Written instruction — Check each line of the data below for the word "screenshot", then extract the ones that have it.

Supplied material —
»»
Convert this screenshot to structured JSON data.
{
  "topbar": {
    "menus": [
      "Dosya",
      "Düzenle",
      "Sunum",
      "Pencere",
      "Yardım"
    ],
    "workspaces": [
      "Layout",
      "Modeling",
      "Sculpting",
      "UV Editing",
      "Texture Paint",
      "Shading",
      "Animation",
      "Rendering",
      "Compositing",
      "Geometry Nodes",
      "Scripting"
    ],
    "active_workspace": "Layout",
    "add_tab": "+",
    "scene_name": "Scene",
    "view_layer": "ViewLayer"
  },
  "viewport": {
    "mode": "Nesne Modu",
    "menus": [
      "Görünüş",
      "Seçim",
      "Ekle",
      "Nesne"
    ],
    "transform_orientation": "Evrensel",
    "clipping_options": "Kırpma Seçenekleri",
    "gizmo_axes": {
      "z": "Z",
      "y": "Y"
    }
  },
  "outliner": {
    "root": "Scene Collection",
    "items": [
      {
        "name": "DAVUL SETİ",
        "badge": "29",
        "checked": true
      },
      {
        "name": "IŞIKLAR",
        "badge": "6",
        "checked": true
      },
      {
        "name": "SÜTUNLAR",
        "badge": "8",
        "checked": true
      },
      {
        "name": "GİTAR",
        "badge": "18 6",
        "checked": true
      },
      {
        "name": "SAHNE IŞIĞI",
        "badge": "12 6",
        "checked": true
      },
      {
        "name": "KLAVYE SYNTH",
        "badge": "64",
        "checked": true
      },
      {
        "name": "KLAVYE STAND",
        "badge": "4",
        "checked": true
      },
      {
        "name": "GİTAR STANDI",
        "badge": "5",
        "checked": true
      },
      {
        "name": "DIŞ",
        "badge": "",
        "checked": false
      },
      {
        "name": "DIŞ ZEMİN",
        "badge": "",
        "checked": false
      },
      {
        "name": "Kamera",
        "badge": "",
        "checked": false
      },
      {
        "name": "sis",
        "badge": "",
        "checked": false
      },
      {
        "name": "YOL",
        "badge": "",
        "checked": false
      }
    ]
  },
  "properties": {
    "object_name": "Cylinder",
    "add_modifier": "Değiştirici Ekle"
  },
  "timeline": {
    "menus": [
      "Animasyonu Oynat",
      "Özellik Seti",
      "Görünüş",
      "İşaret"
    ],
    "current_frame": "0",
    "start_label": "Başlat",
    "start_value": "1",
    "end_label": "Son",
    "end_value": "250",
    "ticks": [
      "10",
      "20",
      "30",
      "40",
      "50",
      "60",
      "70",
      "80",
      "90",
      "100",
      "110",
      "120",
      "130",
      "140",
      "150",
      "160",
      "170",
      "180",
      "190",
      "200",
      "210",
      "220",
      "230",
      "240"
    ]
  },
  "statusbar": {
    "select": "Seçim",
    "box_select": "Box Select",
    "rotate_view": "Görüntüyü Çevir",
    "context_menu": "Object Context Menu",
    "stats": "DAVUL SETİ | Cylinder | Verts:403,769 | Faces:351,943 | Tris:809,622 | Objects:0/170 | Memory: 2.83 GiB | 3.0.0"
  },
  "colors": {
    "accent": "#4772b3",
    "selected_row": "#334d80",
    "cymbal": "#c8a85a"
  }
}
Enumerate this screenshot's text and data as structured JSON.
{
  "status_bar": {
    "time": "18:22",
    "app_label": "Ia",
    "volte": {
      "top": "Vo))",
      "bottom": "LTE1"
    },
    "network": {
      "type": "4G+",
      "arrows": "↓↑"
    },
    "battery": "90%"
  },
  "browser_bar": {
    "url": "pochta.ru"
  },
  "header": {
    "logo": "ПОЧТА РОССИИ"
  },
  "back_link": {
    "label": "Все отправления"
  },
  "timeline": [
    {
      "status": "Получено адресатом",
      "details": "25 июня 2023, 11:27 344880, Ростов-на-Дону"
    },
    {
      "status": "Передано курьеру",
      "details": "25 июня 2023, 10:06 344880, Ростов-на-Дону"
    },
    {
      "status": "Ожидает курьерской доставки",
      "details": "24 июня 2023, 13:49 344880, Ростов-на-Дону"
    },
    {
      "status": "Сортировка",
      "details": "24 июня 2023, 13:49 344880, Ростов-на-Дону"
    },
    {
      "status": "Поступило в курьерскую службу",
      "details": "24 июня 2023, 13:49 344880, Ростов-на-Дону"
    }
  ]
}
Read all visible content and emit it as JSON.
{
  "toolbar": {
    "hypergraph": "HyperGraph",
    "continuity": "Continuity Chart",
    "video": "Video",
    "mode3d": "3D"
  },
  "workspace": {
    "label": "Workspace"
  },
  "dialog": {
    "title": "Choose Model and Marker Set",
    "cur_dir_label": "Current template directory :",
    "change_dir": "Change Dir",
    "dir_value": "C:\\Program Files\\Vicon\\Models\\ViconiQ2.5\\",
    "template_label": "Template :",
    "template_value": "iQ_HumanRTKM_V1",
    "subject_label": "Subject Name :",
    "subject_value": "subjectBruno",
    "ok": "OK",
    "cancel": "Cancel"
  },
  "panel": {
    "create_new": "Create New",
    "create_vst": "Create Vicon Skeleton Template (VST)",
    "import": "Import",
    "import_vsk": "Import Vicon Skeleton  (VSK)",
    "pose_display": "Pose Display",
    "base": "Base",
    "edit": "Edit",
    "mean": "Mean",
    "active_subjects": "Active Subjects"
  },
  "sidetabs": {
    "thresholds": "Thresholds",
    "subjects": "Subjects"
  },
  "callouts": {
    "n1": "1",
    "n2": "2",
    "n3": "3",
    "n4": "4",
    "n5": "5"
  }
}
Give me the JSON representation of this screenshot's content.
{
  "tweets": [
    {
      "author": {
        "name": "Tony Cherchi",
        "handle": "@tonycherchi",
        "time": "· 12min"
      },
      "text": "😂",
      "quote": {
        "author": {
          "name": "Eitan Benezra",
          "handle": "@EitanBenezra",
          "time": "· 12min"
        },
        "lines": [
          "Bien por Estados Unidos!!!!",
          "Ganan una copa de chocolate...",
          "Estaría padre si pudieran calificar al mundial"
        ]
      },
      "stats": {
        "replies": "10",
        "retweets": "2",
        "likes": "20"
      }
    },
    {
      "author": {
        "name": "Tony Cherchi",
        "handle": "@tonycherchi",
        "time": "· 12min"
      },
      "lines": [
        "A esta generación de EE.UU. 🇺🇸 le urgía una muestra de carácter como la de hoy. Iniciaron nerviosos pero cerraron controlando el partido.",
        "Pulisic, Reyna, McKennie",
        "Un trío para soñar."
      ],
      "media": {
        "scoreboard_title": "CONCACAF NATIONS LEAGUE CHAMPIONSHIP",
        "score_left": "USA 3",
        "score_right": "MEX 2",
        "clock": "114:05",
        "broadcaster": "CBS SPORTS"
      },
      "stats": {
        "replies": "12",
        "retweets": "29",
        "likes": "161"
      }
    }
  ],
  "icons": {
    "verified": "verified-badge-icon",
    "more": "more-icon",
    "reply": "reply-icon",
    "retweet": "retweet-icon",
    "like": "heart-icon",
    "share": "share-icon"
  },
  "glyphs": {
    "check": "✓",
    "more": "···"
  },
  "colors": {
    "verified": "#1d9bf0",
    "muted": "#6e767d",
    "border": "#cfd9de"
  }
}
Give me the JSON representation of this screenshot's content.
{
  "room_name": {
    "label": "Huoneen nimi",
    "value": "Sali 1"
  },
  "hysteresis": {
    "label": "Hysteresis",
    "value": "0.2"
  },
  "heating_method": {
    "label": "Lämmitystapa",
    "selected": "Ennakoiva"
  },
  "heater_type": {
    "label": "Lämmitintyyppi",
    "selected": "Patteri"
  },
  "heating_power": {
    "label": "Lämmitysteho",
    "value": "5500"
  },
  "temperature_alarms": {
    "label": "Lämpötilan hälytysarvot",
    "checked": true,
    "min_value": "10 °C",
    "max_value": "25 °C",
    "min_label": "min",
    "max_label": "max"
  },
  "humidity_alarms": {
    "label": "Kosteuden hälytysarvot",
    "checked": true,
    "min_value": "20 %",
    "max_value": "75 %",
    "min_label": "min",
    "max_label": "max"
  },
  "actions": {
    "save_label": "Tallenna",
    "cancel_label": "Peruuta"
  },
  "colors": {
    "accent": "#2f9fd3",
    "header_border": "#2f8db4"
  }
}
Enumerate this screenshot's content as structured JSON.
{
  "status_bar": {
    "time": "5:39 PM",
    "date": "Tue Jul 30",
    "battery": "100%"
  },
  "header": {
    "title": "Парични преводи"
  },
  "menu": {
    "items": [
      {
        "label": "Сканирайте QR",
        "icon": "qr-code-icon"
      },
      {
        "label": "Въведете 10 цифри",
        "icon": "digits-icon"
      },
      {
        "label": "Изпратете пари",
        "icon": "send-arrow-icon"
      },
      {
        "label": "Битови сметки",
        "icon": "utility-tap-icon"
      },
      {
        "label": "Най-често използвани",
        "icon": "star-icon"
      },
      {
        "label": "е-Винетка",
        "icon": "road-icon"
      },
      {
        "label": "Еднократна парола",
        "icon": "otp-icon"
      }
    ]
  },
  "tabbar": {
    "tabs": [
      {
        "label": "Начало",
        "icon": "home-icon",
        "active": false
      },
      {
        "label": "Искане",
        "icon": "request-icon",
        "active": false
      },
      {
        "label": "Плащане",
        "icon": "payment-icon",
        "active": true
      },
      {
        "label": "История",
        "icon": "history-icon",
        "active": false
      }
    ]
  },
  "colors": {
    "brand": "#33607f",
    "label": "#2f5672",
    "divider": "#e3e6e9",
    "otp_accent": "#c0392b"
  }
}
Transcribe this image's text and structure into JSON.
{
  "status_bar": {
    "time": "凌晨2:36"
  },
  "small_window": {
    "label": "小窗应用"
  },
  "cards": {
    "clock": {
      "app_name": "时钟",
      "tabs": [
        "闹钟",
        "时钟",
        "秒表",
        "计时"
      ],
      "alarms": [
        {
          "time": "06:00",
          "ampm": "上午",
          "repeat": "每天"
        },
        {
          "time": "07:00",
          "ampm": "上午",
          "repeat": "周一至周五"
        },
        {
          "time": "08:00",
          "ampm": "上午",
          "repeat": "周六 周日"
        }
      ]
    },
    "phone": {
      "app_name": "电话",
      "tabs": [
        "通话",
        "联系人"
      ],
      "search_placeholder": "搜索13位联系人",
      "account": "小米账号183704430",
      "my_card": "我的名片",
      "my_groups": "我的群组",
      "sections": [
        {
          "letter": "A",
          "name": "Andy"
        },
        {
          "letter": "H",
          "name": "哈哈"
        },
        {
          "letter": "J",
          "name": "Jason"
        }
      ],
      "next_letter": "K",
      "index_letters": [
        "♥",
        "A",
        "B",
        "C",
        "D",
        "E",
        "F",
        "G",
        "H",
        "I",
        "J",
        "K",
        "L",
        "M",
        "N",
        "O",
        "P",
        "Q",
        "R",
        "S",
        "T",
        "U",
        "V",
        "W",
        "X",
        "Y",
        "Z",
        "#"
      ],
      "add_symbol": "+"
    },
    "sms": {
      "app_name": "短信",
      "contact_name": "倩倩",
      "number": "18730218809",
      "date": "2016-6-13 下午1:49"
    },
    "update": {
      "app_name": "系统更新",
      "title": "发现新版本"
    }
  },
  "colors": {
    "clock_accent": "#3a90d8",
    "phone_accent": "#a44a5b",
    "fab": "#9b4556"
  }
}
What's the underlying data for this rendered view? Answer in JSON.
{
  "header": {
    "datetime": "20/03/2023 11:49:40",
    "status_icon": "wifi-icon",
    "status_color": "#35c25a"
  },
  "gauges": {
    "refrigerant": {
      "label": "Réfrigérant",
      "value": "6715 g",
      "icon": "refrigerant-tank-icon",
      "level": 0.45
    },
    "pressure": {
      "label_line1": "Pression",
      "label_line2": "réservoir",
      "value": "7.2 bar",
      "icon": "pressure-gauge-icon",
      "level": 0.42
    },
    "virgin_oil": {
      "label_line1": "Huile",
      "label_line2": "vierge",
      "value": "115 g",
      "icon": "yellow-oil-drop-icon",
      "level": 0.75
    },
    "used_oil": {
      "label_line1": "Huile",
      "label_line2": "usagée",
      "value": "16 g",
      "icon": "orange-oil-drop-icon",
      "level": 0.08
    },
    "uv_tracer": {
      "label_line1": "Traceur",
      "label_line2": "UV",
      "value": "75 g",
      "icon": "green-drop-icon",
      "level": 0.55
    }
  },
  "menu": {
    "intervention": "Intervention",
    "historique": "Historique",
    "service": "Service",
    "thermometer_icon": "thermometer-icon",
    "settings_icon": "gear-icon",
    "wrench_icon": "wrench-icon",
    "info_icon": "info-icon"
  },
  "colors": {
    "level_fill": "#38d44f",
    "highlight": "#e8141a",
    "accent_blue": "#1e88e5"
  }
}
««
Expected answer —
Convert this screenshot to structured JSON data.
Enumerate this screenshot's text and data as structured JSON.
Give me the JSON representation of this screenshot's content.
Give me the JSON representation of this screenshot's content.
Enumerate this screenshot's content as structured JSON.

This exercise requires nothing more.